DIRECTIONS: Where a line below holds the string "αγριογούρουνο", copy that line.

Collected data
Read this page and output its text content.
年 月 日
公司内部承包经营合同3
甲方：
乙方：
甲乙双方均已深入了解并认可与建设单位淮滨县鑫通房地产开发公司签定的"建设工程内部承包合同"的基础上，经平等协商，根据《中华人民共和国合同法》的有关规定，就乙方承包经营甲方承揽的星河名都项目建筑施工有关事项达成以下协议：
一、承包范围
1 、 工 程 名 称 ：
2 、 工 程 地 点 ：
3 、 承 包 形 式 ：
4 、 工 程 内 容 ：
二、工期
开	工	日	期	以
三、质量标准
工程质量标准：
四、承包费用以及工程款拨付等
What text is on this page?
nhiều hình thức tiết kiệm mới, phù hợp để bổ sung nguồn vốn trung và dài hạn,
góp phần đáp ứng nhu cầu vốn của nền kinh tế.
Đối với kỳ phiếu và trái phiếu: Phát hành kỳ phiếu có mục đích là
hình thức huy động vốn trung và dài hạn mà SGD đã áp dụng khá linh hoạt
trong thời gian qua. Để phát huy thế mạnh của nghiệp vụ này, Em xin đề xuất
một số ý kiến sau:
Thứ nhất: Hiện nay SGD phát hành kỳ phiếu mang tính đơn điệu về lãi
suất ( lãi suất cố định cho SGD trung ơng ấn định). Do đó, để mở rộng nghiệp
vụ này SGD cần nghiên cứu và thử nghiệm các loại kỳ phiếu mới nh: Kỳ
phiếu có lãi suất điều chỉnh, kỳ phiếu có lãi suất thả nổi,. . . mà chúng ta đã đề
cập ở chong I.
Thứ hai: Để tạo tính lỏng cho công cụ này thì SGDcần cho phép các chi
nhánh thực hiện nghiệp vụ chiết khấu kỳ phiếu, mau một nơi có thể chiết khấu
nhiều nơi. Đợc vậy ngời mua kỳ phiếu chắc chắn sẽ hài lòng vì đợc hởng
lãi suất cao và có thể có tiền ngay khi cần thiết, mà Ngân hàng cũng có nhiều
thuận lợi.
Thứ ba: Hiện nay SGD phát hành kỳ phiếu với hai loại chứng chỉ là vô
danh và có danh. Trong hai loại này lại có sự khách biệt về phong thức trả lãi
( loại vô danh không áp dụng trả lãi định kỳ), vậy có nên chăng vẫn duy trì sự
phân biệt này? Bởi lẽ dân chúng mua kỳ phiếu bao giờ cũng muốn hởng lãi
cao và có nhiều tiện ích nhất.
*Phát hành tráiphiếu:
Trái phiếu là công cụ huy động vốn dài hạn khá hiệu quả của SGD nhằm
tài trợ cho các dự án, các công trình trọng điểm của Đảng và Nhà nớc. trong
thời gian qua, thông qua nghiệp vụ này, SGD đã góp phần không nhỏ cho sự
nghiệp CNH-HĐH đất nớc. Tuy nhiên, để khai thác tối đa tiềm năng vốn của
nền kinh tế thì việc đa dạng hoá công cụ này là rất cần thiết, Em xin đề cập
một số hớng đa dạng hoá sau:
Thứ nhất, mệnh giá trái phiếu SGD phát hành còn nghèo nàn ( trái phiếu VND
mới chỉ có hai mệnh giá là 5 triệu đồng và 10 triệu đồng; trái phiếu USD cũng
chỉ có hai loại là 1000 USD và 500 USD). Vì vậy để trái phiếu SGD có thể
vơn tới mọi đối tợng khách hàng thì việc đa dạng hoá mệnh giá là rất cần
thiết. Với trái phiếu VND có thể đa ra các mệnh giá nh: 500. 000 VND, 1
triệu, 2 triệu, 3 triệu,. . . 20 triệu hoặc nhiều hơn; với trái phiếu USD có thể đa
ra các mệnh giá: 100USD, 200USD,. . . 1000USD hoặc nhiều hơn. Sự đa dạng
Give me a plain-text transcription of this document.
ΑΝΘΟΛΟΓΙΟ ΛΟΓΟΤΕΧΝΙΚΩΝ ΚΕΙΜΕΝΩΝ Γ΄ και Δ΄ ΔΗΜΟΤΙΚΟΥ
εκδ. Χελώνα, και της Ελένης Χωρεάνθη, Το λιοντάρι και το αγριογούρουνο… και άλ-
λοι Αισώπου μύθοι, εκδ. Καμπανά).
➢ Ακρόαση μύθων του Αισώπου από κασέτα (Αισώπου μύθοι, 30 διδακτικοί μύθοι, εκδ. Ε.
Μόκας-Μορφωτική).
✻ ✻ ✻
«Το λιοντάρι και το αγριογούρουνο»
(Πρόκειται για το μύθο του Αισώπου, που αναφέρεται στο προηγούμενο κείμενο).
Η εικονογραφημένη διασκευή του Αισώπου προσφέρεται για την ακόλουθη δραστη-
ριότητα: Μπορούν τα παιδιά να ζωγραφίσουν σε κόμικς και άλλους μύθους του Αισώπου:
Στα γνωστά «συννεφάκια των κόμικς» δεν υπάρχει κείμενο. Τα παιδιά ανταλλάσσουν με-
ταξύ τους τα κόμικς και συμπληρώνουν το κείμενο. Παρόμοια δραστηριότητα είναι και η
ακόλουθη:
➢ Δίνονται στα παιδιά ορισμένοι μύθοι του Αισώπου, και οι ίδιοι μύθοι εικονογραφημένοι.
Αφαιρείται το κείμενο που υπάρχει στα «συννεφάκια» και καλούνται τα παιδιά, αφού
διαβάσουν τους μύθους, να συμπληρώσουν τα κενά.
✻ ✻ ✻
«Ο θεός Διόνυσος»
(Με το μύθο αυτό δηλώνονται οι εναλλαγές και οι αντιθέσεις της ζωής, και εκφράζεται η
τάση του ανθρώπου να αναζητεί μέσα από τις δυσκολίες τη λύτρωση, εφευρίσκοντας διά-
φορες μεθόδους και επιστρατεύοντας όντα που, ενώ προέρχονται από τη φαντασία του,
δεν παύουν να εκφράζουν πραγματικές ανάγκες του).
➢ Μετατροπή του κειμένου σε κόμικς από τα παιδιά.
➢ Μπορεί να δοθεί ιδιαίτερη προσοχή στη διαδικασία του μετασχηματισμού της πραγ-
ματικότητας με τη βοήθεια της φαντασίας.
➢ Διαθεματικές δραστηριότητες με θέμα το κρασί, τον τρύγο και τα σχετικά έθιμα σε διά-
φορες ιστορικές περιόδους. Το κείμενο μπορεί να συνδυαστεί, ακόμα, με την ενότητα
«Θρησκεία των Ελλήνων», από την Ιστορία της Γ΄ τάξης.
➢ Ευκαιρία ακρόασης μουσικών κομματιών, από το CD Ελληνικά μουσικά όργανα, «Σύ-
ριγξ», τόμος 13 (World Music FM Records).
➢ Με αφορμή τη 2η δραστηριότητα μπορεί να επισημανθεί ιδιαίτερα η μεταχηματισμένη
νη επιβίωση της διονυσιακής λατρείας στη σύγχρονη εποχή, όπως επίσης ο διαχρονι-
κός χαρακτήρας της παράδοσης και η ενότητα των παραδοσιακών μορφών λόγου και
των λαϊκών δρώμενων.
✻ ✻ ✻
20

TASK SOLUTION:
εκδ. Χελώνα, και της Ελένης Χωρεάνθη, Το λιοντάρι και το αγριογούρουνο… και άλ-
«Το λιοντάρι και το αγριογούρουνο»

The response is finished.